[Source records]

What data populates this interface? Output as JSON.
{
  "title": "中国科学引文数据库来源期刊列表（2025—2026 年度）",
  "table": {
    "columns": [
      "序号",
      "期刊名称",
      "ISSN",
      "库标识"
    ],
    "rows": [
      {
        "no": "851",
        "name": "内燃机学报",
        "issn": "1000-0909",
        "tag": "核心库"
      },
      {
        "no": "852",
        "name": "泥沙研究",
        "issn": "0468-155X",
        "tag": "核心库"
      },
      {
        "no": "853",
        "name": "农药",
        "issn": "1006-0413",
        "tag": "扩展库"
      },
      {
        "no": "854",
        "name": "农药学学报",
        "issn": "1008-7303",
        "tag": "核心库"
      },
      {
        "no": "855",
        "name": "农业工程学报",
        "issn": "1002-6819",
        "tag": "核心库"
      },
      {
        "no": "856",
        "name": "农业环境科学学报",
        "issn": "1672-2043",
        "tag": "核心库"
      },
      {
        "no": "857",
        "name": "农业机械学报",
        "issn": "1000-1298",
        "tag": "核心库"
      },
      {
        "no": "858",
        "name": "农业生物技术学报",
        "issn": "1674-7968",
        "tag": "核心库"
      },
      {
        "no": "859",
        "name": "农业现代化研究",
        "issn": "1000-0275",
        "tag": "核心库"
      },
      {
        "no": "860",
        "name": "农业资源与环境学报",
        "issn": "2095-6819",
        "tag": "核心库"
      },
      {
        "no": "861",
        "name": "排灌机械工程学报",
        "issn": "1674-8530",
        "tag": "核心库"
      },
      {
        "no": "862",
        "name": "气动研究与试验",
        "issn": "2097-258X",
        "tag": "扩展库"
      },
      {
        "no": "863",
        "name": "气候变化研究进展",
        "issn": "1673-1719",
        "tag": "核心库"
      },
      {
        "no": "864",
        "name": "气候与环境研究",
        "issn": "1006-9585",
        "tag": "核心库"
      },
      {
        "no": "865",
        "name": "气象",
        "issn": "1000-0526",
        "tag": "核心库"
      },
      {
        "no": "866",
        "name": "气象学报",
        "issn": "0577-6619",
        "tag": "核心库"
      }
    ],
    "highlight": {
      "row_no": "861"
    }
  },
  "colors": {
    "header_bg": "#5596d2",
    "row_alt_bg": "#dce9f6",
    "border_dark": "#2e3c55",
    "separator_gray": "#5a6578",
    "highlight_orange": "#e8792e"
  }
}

Task statement » All of the data above should be transcribed exactly.

Finished exercise »
What data populates this interface? Output as JSON.
{
  "title": "中国科学引文数据库来源期刊列表（2025—2026 年度）",
  "table": {
    "columns": [
      "序号",
      "期刊名称",
      "ISSN",
      "库标识"
    ],
    "rows": [
      {
        "no": "851",
        "name": "内燃机学报",
        "issn": "1000-0909",
        "tag": "核心库"
      },
      {
        "no": "852",
        "name": "泥沙研究",
        "issn": "0468-155X",
        "tag": "核心库"
      },
      {
        "no": "853",
        "name": "农药",
        "issn": "1006-0413",
        "tag": "扩展库"
      },
      {
        "no": "854",
        "name": "农药学学报",
        "issn": "1008-7303",
        "tag": "核心库"
      },
      {
        "no": "855",
        "name": "农业工程学报",
        "issn": "1002-6819",
        "tag": "核心库"
      },
      {
        "no": "856",
        "name": "农业环境科学学报",
        "issn": "1672-2043",
        "tag": "核心库"
      },
      {
        "no": "857",
        "name": "农业机械学报",
        "issn": "1000-1298",
        "tag": "核心库"
      },
      {
        "no": "858",
        "name": "农业生物技术学报",
        "issn": "1674-7968",
        "tag": "核心库"
      },
      {
        "no": "859",
        "name": "农业现代化研究",
        "issn": "1000-0275",
        "tag": "核心库"
      },
      {
        "no": "860",
        "name": "农业资源与环境学报",
        "issn": "2095-6819",
        "tag": "核心库"
      },
      {
        "no": "861",
        "name": "排灌机械工程学报",
        "issn": "1674-8530",
        "tag": "核心库"
      },
      {
        "no": "862",
        "name": "气动研究与试验",
        "issn": "2097-258X",
        "tag": "扩展库"
      },
      {
        "no": "863",
        "name": "气候变化研究进展",
        "issn": "1673-1719",
        "tag": "核心库"
      },
      {
        "no": "864",
        "name": "气候与环境研究",
        "issn": "1006-9585",
        "tag": "核心库"
      },
      {
        "no": "865",
        "name": "气象",
        "issn": "1000-0526",
        "tag": "核心库"
      },
      {
        "no": "866",
        "name": "气象学报",
        "issn": "0577-6619",
        "tag": "核心库"
      }
    ],
    "highlight": {
      "row_no": "861"
    }
  },
  "colors": {
    "header_bg": "#5596d2",
    "row_alt_bg": "#dce9f6",
    "border_dark": "#2e3c55",
    "separator_gray": "#5a6578",
    "highlight_orange": "#e8792e"
  }
}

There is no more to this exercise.